• WHAT IS NEEDED:
Below are some records. Pull every line that contains the word "HeadCo".

[Data tied to figure images]

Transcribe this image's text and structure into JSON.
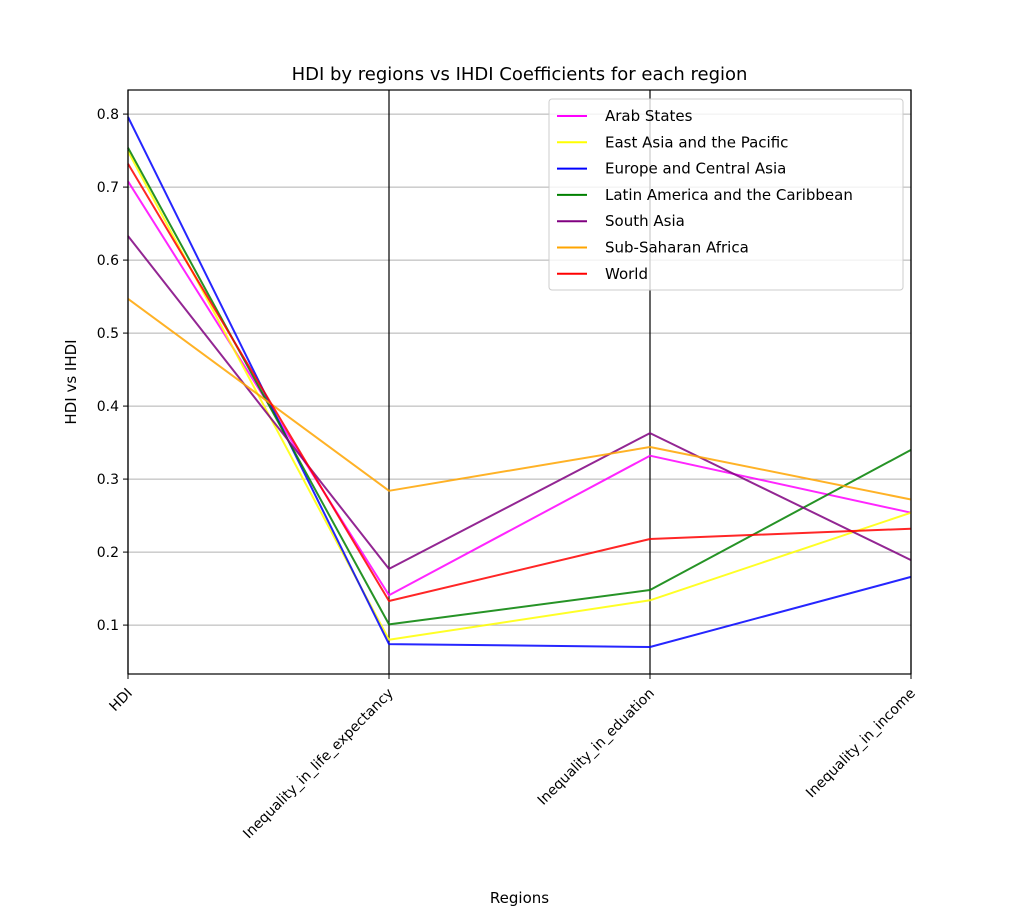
{
  "chart_data": {
    "type": "line",
    "title": "HDI by regions vs IHDI Coefficients for each region",
    "xlabel": "Regions",
    "ylabel": "HDI vs IHDI",
    "categories": [
      "HDI",
      "Inequality_in_life_expectancy",
      "Inequality_in_eduation",
      "Inequality_in_income"
    ],
    "ylim": [
      0.033,
      0.833
    ],
    "yticks": [
      "0.1",
      "0.2",
      "0.3",
      "0.4",
      "0.5",
      "0.6",
      "0.7",
      "0.8"
    ],
    "grid": "horizontal gridlines plus vertical lines at each category",
    "legend_position": "top-right",
    "series": [
      {
        "name": "Arab States",
        "color": "#ff00ff",
        "values": [
          0.708,
          0.141,
          0.332,
          0.254
        ]
      },
      {
        "name": "East Asia and the Pacific",
        "color": "#ffff00",
        "values": [
          0.749,
          0.08,
          0.134,
          0.254
        ]
      },
      {
        "name": "Europe and Central Asia",
        "color": "#0000ff",
        "values": [
          0.796,
          0.074,
          0.07,
          0.166
        ]
      },
      {
        "name": "Latin America and the Caribbean",
        "color": "#008000",
        "values": [
          0.754,
          0.101,
          0.148,
          0.34
        ]
      },
      {
        "name": "South Asia",
        "color": "#800080",
        "values": [
          0.633,
          0.177,
          0.363,
          0.189
        ]
      },
      {
        "name": "Sub-Saharan Africa",
        "color": "#ffa500",
        "values": [
          0.547,
          0.284,
          0.344,
          0.272
        ]
      },
      {
        "name": "World",
        "color": "#ff0000",
        "values": [
          0.732,
          0.133,
          0.218,
          0.232
        ]
      }
    ]
  }
}
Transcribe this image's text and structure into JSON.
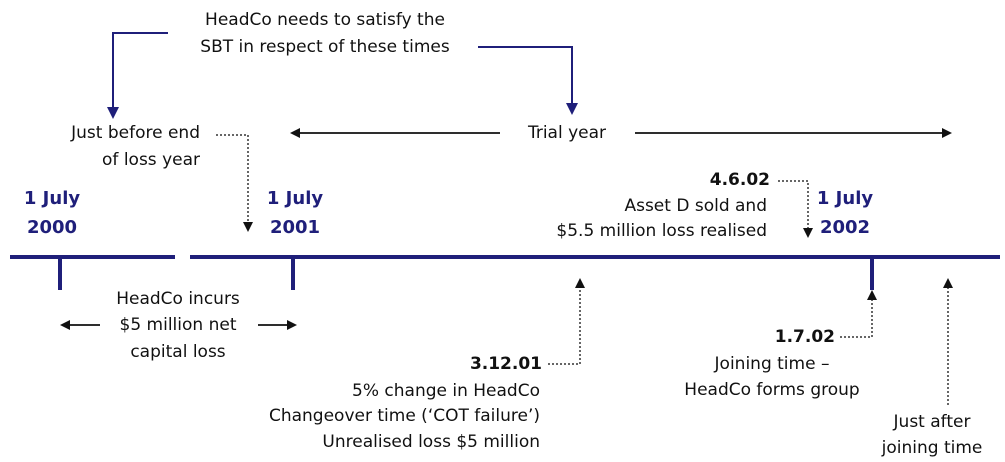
{
  "top_note": [
    "HeadCo needs to satisfy the",
    "SBT in respect of these times"
  ],
  "loss_year_end": [
    "Just before end",
    "of loss year"
  ],
  "trial_year": "Trial year",
  "dates": [
    [
      "1 July",
      "2000"
    ],
    [
      "1 July",
      "2001"
    ],
    [
      "1 July",
      "2002"
    ]
  ],
  "asset_sale": {
    "date": "4.6.02",
    "lines": [
      "Asset D sold and",
      "$5.5 million loss realised"
    ]
  },
  "capital_loss": [
    "HeadCo incurs",
    "$5 million net",
    "capital loss"
  ],
  "changeover": {
    "date": "3.12.01",
    "lines": [
      "5% change in HeadCo",
      "Changeover time (‘COT failure’)",
      "Unrealised loss $5 million"
    ]
  },
  "joining": {
    "date": "1.7.02",
    "lines": [
      "Joining time –",
      "HeadCo forms group"
    ]
  },
  "after_joining": [
    "Just after",
    "joining time"
  ]
}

• TASK OUTPUT:
    "HeadCo needs to satisfy the",
    "HeadCo incurs",
      "5% change in HeadCo",
      "HeadCo forms group"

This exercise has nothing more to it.